Your goal:
Set the listing down again exactly, please, apart from its pictures.

Input records:
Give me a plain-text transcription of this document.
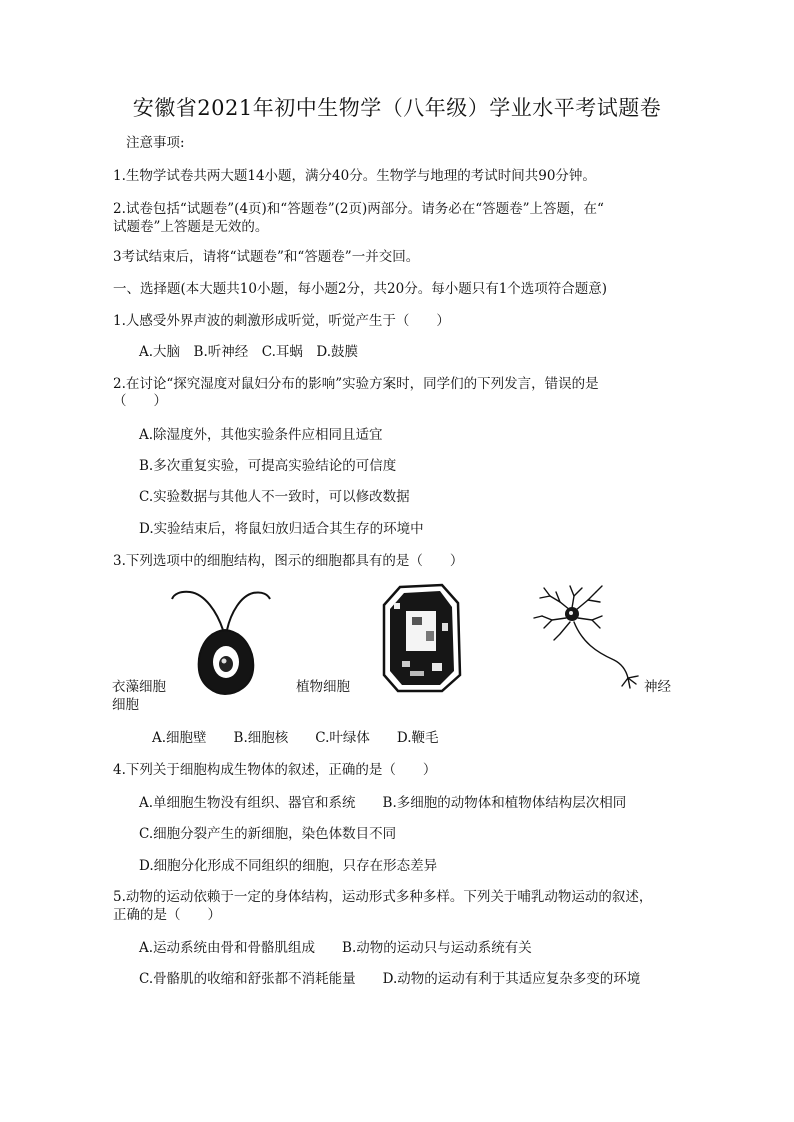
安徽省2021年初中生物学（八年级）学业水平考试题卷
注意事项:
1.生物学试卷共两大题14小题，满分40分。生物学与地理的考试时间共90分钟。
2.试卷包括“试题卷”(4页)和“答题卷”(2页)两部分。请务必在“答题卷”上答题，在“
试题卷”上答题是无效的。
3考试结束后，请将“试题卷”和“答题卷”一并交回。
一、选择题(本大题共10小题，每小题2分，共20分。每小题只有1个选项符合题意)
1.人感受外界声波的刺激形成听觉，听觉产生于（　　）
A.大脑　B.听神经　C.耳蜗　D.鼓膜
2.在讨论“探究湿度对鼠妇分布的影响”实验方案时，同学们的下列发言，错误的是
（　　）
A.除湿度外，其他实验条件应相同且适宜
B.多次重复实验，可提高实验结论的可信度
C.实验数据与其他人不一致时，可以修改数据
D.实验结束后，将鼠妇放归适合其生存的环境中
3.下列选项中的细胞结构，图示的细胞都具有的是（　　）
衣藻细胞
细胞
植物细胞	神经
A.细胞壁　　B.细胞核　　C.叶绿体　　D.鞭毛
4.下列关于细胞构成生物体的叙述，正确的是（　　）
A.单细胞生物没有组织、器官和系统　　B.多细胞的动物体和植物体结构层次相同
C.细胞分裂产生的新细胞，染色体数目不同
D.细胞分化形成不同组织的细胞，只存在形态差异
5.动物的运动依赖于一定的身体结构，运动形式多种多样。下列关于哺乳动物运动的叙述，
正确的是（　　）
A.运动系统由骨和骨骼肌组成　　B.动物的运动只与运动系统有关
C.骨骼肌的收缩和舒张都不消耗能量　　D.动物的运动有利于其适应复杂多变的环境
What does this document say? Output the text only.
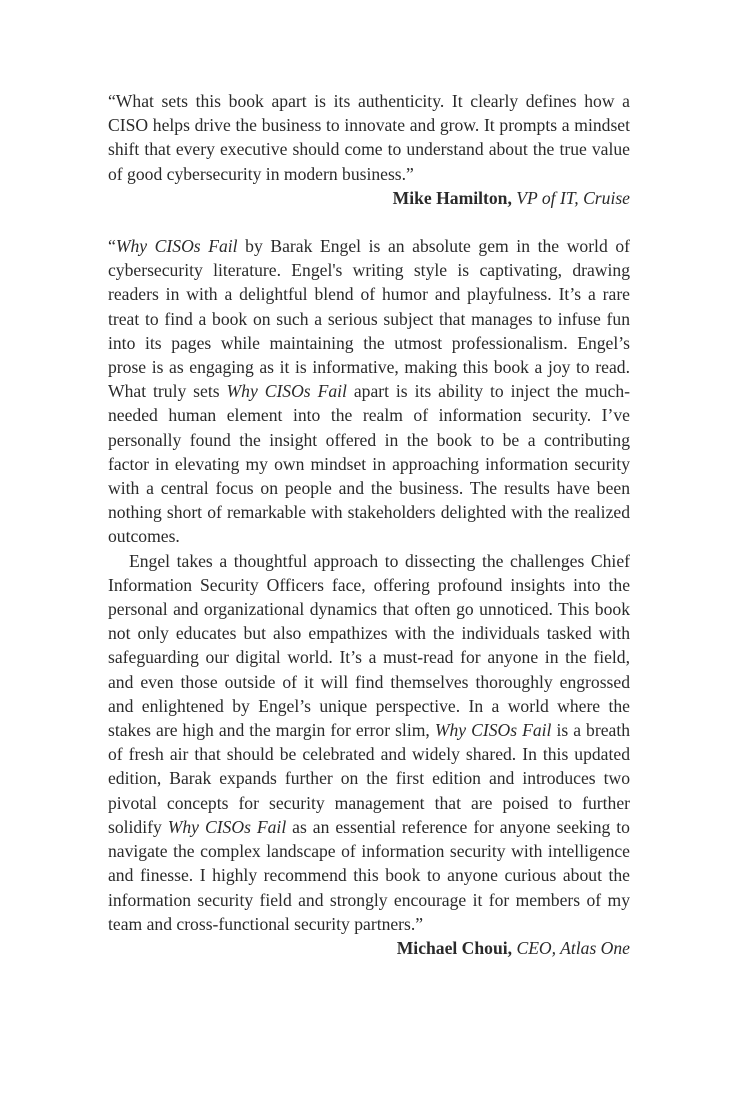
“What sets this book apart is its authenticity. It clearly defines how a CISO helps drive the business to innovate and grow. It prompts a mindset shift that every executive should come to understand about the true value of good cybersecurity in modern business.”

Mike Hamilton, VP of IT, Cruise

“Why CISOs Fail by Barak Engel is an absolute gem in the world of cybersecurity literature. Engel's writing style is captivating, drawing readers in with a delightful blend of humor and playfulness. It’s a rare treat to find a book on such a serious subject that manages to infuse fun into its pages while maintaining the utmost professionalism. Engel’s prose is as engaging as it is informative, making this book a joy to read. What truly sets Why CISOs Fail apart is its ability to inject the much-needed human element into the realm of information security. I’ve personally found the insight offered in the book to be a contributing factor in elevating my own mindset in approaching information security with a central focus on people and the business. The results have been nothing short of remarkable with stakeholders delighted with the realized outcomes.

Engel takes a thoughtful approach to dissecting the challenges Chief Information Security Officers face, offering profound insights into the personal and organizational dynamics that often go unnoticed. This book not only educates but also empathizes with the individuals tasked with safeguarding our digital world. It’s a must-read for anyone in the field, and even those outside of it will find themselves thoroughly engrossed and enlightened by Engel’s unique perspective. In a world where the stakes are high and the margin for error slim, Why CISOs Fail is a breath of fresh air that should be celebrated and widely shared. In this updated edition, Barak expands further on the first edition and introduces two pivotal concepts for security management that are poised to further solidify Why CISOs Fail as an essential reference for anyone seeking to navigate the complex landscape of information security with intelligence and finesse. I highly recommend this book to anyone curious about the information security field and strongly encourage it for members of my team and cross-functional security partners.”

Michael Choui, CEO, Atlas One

Task result:
Give me a plain-text transcription of this document.
安徽省2021年初中生物学（八年级）学业水平考试题卷
注意事项:
1.生物学试卷共两大题14小题，满分40分。生物学与地理的考试时间共90分钟。
2.试卷包括“试题卷”(4页)和“答题卷”(2页)两部分。请务必在“答题卷”上答题，在“
试题卷”上答题是无效的。
3考试结束后，请将“试题卷”和“答题卷”一并交回。
一、选择题(本大题共10小题，每小题2分，共20分。每小题只有1个选项符合题意)
1.人感受外界声波的刺激形成听觉，听觉产生于（　　）
A.大脑　B.听神经　C.耳蜗　D.鼓膜
2.在讨论“探究湿度对鼠妇分布的影响”实验方案时，同学们的下列发言，错误的是
（　　）
A.除湿度外，其他实验条件应相同且适宜
B.多次重复实验，可提高实验结论的可信度
C.实验数据与其他人不一致时，可以修改数据
D.实验结束后，将鼠妇放归适合其生存的环境中
3.下列选项中的细胞结构，图示的细胞都具有的是（　　）
衣藻细胞
细胞
植物细胞	神经
A.细胞壁　　B.细胞核　　C.叶绿体　　D.鞭毛
4.下列关于细胞构成生物体的叙述，正确的是（　　）
A.单细胞生物没有组织、器官和系统　　B.多细胞的动物体和植物体结构层次相同
C.细胞分裂产生的新细胞，染色体数目不同
D.细胞分化形成不同组织的细胞，只存在形态差异
5.动物的运动依赖于一定的身体结构，运动形式多种多样。下列关于哺乳动物运动的叙述，
正确的是（　　）
A.运动系统由骨和骨骼肌组成　　B.动物的运动只与运动系统有关
C.骨骼肌的收缩和舒张都不消耗能量　　D.动物的运动有利于其适应复杂多变的环境
What does this document say? Output the text only.
“What sets this book apart is its authenticity. It clearly defines how a CISO helps drive the business to innovate and grow. It prompts a mindset shift that every executive should come to understand about the true value of good cybersecurity in modern business.”

Mike Hamilton, VP of IT, Cruise

“Why CISOs Fail by Barak Engel is an absolute gem in the world of cybersecurity literature. Engel's writing style is captivating, drawing readers in with a delightful blend of humor and playfulness. It’s a rare treat to find a book on such a serious subject that manages to infuse fun into its pages while maintaining the utmost professionalism. Engel’s prose is as engaging as it is informative, making this book a joy to read. What truly sets Why CISOs Fail apart is its ability to inject the much-needed human element into the realm of information security. I’ve personally found the insight offered in the book to be a contributing factor in elevating my own mindset in approaching information security with a central focus on people and the business. The results have been nothing short of remarkable with stakeholders delighted with the realized outcomes.

Engel takes a thoughtful approach to dissecting the challenges Chief Information Security Officers face, offering profound insights into the personal and organizational dynamics that often go unnoticed. This book not only educates but also empathizes with the individuals tasked with safeguarding our digital world. It’s a must-read for anyone in the field, and even those outside of it will find themselves thoroughly engrossed and enlightened by Engel’s unique perspective. In a world where the stakes are high and the margin for error slim, Why CISOs Fail is a breath of fresh air that should be celebrated and widely shared. In this updated edition, Barak expands further on the first edition and introduces two pivotal concepts for security management that are poised to further solidify Why CISOs Fail as an essential reference for anyone seeking to navigate the complex landscape of information security with intelligence and finesse. I highly recommend this book to anyone curious about the information security field and strongly encourage it for members of my team and cross-functional security partners.”

Michael Choui, CEO, Atlas One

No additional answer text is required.